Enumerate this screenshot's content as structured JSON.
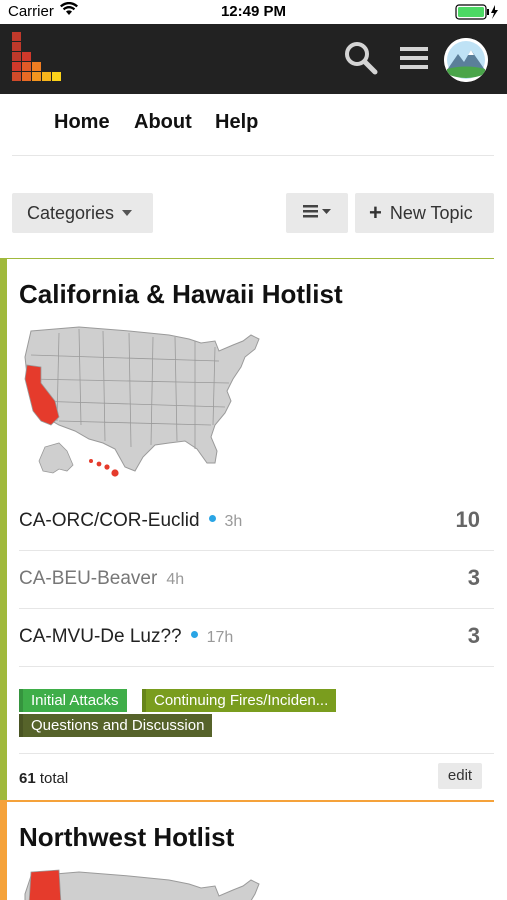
{
  "status_bar": {
    "carrier": "Carrier",
    "time": "12:49 PM"
  },
  "nav": {
    "home": "Home",
    "about": "About",
    "help": "Help"
  },
  "toolbar": {
    "categories_label": "Categories",
    "new_topic_label": "New Topic"
  },
  "categories": [
    {
      "title": "California & Hawaii Hotlist",
      "color": "#a0b93c",
      "topics": [
        {
          "title": "CA-ORC/COR-Euclid",
          "age": "3h",
          "count": "10"
        },
        {
          "title": "CA-BEU-Beaver",
          "age": "4h",
          "count": "3"
        },
        {
          "title": "CA-MVU-De Luz??",
          "age": "17h",
          "count": "3"
        }
      ],
      "tags": [
        "Initial Attacks",
        "Continuing Fires/Inciden...",
        "Questions and Discussion"
      ],
      "total_count": "61",
      "total_label": "total",
      "edit_label": "edit"
    },
    {
      "title": "Northwest Hotlist",
      "color": "#f5a23a"
    }
  ]
}
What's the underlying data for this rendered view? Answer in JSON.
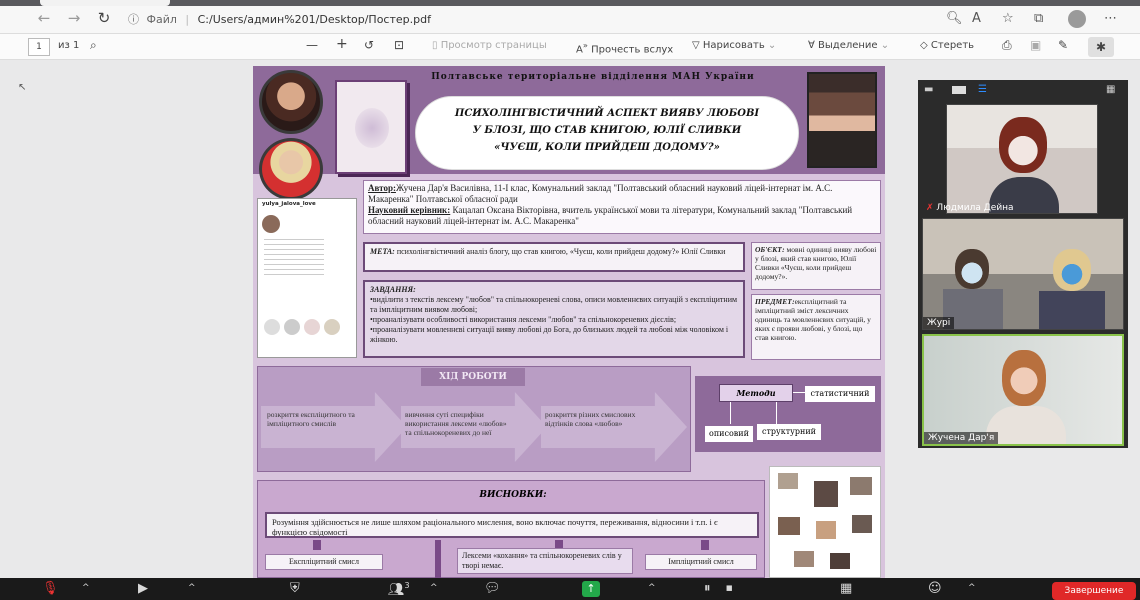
{
  "browser": {
    "back": "←",
    "forward": "→",
    "reload": "↻",
    "info": "ⓘ",
    "url_label": "Файл",
    "url": "C:/Users/админ%201/Desktop/Постер.pdf"
  },
  "pdf_toolbar": {
    "page": "1",
    "page_count": "из 1",
    "zoom_out": "—",
    "zoom_in": "+",
    "page_view": "Просмотр страницы",
    "read_aloud": "Прочесть вслух",
    "draw": "Нарисовать",
    "highlight": "Выделение",
    "erase": "Стереть"
  },
  "poster": {
    "org": "Полтавське територіальне відділення МАН України",
    "title_lines": [
      "ПСИХОЛІНГВІСТИЧНИЙ АСПЕКТ ВИЯВУ ЛЮБОВІ",
      "У БЛОЗІ, ЩО СТАВ КНИГОЮ, ЮЛІЇ СЛИВКИ",
      "«ЧУЄШ, КОЛИ ПРИЙДЕШ ДОДОМУ?»"
    ],
    "author_label": "Автор:",
    "author_text": "Жучена Дар'я Василівна, 11-І клас, Комунальний заклад \"Полтавський обласний науковий ліцей-інтернат ім. А.С. Макаренка\" Полтавської обласної ради",
    "supervisor_label": "Науковий керівник:",
    "supervisor_text": "Кацалап Оксана Вікторівна, вчитель української мови та літератури, Комунальний заклад \"Полтавський обласний науковий ліцей-інтернат ім. А.С. Макаренка\"",
    "insta_user": "yulya_jalova_love",
    "meta_label": "МЕТА:",
    "meta_text": "психолінгвістичний аналіз блогу, що став книгою, «Чуєш, коли прийдеш додому?» Юлії Сливки",
    "object_label": "ОБ'ЄКТ:",
    "object_text": "мовні одиниці вияву любові у блозі, який став книгою, Юлії Сливки «Чуєш, коли прийдеш додому?».",
    "tasks_label": "ЗАВДАННЯ:",
    "tasks": [
      "•виділити з текстів лексему \"любов\" та спільнокореневі слова, описи мовленнєвих ситуацій з експліцитним та імпліцитним виявом любові;",
      "•проаналізувати особливості використання лексеми \"любов\" та спільнокореневих дієслів;",
      "•проаналізувати мовленнєві ситуації вияву любові до Бога, до близьких людей та любові між чоловіком і жінкою."
    ],
    "subject_label": "ПРЕДМЕТ:",
    "subject_text": "експліцитний та імпліцитний зміст лексичних одиниць та мовленнєвих ситуацій, у яких є прояви любові, у блозі, що став книгою.",
    "progress_label": "ХІД РОБОТИ",
    "steps": [
      "розкриття експліцитного та імпліцитного смислів",
      "вивчення суті специфіки використання лексеми «любов» та спільнокореневих до неї",
      "розкриття різних смислових відтінків слова «любов»"
    ],
    "methods_label": "Методи",
    "method_stat": "статистичний",
    "method_desc": "описовий",
    "method_struct": "структурний",
    "conclusions_label": "ВИСНОВКИ:",
    "conclusion_main": "Розуміння здійснюється не лише шляхом раціонального мислення, воно включає почуття, переживання, відносини і т.п. і є функцією свідомості",
    "explicit": "Експліцитний смисл",
    "lexeme_text": "Лексеми «кохання» та спільнокореневих слів у творі немає.",
    "implicit": "Імпліцитний смисл"
  },
  "meeting": {
    "participants": [
      {
        "name": "Людмила Дейна"
      },
      {
        "name": "Журі"
      },
      {
        "name": "Жучена Дар'я"
      }
    ]
  },
  "zoom_bar": {
    "participants_count": "3",
    "end_label": "Завершение"
  }
}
■ ■ ■ ■
Without the images, write out each line of the data verbatim.

Enumerate this screenshot's content as structured JSON.
{
  "status_bar": {
    "carrier": "Carrier",
    "time": "12:49 PM"
  },
  "nav": {
    "home": "Home",
    "about": "About",
    "help": "Help"
  },
  "toolbar": {
    "categories_label": "Categories",
    "new_topic_label": "New Topic"
  },
  "categories": [
    {
      "title": "California & Hawaii Hotlist",
      "color": "#a0b93c",
      "topics": [
        {
          "title": "CA-ORC/COR-Euclid",
          "age": "3h",
          "count": "10"
        },
        {
          "title": "CA-BEU-Beaver",
          "age": "4h",
          "count": "3"
        },
        {
          "title": "CA-MVU-De Luz??",
          "age": "17h",
          "count": "3"
        }
      ],
      "tags": [
        "Initial Attacks",
        "Continuing Fires/Inciden...",
        "Questions and Discussion"
      ],
      "total_count": "61",
      "total_label": "total",
      "edit_label": "edit"
    },
    {
      "title": "Northwest Hotlist",
      "color": "#f5a23a"
    }
  ]
}
What's the underlying data for this rendered view? Answer in JSON.
{
  "browser": {
    "back": "←",
    "forward": "→",
    "reload": "↻",
    "info": "ⓘ",
    "url_label": "Файл",
    "url": "C:/Users/админ%201/Desktop/Постер.pdf"
  },
  "pdf_toolbar": {
    "page": "1",
    "page_count": "из 1",
    "zoom_out": "—",
    "zoom_in": "+",
    "page_view": "Просмотр страницы",
    "read_aloud": "Прочесть вслух",
    "draw": "Нарисовать",
    "highlight": "Выделение",
    "erase": "Стереть"
  },
  "poster": {
    "org": "Полтавське територіальне відділення МАН України",
    "title_lines": [
      "ПСИХОЛІНГВІСТИЧНИЙ АСПЕКТ ВИЯВУ ЛЮБОВІ",
      "У БЛОЗІ, ЩО СТАВ КНИГОЮ, ЮЛІЇ СЛИВКИ",
      "«ЧУЄШ, КОЛИ ПРИЙДЕШ ДОДОМУ?»"
    ],
    "author_label": "Автор:",
    "author_text": "Жучена Дар'я Василівна, 11-І клас, Комунальний заклад \"Полтавський обласний науковий ліцей-інтернат ім. А.С. Макаренка\" Полтавської обласної ради",
    "supervisor_label": "Науковий керівник:",
    "supervisor_text": "Кацалап Оксана Вікторівна, вчитель української мови та літератури, Комунальний заклад \"Полтавський обласний науковий ліцей-інтернат ім. А.С. Макаренка\"",
    "insta_user": "yulya_jalova_love",
    "meta_label": "МЕТА:",
    "meta_text": "психолінгвістичний аналіз блогу, що став книгою, «Чуєш, коли прийдеш додому?» Юлії Сливки",
    "object_label": "ОБ'ЄКТ:",
    "object_text": "мовні одиниці вияву любові у блозі, який став книгою, Юлії Сливки «Чуєш, коли прийдеш додому?».",
    "tasks_label": "ЗАВДАННЯ:",
    "tasks": [
      "•виділити з текстів лексему \"любов\" та спільнокореневі слова, описи мовленнєвих ситуацій з експліцитним та імпліцитним виявом любові;",
      "•проаналізувати особливості використання лексеми \"любов\" та спільнокореневих дієслів;",
      "•проаналізувати мовленнєві ситуації вияву любові до Бога, до близьких людей та любові між чоловіком і жінкою."
    ],
    "subject_label": "ПРЕДМЕТ:",
    "subject_text": "експліцитний та імпліцитний зміст лексичних одиниць та мовленнєвих ситуацій, у яких є прояви любові, у блозі, що став книгою.",
    "progress_label": "ХІД РОБОТИ",
    "steps": [
      "розкриття експліцитного та імпліцитного смислів",
      "вивчення суті специфіки використання лексеми «любов» та спільнокореневих до неї",
      "розкриття різних смислових відтінків слова «любов»"
    ],
    "methods_label": "Методи",
    "method_stat": "статистичний",
    "method_desc": "описовий",
    "method_struct": "структурний",
    "conclusions_label": "ВИСНОВКИ:",
    "conclusion_main": "Розуміння здійснюється не лише шляхом раціонального мислення, воно включає почуття, переживання, відносини і т.п. і є функцією свідомості",
    "explicit": "Експліцитний смисл",
    "lexeme_text": "Лексеми «кохання» та спільнокореневих слів у творі немає.",
    "implicit": "Імпліцитний смисл"
  },
  "meeting": {
    "participants": [
      {
        "name": "Людмила Дейна"
      },
      {
        "name": "Журі"
      },
      {
        "name": "Жучена Дар'я"
      }
    ]
  },
  "zoom_bar": {
    "participants_count": "3",
    "end_label": "Завершение"
  }
}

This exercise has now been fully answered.